## WHAT IS ASKED
Print the entire listing. Each line must match the original exactly.

(Records that describe figures)
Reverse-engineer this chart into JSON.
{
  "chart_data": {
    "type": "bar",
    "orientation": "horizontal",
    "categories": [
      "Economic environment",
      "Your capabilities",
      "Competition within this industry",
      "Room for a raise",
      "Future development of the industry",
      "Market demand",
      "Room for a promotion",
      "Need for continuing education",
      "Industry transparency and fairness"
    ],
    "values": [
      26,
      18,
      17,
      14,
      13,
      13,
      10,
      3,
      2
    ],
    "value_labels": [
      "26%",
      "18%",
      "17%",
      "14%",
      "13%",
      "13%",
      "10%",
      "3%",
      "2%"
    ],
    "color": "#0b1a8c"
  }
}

## CORRECT OUTPUT
Reverse-engineer this chart into JSON.
{
  "chart_data": {
    "type": "bar",
    "orientation": "horizontal",
    "categories": [
      "Economic environment",
      "Your capabilities",
      "Competition within this industry",
      "Room for a raise",
      "Future development of the industry",
      "Market demand",
      "Room for a promotion",
      "Need for continuing education",
      "Industry transparency and fairness"
    ],
    "values": [
      26,
      18,
      17,
      14,
      13,
      13,
      10,
      3,
      2
    ],
    "value_labels": [
      "26%",
      "18%",
      "17%",
      "14%",
      "13%",
      "13%",
      "10%",
      "3%",
      "2%"
    ],
    "color": "#0b1a8c"
  }
}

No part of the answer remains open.